Filter these entries, keeping only lines that hold the word "What".

[Dataset excerpt]
▬▬▬

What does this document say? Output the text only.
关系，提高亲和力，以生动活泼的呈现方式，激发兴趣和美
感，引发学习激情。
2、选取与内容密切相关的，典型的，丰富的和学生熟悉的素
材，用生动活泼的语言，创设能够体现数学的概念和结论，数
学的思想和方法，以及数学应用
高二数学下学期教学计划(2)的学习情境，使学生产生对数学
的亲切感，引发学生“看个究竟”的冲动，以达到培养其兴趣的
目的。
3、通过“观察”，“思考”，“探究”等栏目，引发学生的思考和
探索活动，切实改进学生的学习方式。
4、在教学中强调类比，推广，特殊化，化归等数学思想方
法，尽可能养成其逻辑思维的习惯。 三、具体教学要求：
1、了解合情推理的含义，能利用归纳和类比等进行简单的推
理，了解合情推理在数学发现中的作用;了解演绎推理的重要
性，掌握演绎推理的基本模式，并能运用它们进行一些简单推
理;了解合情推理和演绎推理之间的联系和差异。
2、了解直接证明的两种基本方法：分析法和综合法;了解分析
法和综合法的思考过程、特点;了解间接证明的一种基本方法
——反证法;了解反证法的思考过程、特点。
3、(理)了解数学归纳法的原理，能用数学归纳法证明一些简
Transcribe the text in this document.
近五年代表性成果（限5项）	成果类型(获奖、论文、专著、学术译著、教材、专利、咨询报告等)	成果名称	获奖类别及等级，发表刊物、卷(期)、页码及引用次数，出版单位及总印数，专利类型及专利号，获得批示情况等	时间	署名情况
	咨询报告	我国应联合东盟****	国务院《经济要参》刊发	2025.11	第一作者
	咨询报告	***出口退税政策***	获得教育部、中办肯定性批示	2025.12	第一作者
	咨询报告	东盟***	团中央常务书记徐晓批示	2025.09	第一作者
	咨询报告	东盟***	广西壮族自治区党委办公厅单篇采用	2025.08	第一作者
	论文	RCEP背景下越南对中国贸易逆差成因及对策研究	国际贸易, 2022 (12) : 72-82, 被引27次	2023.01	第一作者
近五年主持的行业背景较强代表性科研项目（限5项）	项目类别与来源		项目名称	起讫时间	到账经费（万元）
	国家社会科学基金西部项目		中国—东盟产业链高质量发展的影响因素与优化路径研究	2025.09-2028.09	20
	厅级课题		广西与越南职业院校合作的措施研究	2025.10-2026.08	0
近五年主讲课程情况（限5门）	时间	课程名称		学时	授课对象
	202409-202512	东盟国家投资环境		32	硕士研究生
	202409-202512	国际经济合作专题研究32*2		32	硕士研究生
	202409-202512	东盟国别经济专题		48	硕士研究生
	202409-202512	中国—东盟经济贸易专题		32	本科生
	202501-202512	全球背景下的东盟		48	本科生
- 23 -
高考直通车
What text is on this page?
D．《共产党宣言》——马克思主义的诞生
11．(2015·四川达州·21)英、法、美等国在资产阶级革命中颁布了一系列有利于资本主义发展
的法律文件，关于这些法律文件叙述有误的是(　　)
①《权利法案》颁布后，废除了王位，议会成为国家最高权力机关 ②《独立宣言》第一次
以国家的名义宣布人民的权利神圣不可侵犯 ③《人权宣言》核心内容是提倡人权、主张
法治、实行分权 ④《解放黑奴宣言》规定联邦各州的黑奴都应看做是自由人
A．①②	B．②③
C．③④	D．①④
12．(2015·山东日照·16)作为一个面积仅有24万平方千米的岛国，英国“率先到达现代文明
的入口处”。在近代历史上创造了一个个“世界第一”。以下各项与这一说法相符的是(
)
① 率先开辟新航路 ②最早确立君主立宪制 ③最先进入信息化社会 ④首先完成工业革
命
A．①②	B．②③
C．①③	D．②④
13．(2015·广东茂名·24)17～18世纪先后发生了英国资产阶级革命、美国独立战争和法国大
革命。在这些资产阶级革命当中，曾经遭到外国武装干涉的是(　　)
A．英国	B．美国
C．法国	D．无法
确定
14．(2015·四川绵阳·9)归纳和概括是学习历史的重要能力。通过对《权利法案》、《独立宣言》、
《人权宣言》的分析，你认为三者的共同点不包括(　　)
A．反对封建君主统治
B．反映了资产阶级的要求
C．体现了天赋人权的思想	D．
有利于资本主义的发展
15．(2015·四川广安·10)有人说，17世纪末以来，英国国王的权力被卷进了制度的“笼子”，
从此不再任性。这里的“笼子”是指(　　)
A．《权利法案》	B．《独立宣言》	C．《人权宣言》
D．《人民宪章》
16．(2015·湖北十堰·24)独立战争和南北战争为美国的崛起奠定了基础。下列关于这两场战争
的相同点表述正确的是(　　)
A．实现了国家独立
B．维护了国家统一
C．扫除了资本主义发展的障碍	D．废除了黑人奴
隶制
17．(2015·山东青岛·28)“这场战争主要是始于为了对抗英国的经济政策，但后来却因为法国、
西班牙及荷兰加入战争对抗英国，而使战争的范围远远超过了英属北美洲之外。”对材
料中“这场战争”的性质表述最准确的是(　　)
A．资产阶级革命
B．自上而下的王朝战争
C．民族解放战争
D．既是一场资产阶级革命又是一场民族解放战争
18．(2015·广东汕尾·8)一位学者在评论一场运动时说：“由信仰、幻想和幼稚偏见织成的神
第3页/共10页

▬▬▬

• Answer below:
What does this document say? Output the text only.
What text is on this page?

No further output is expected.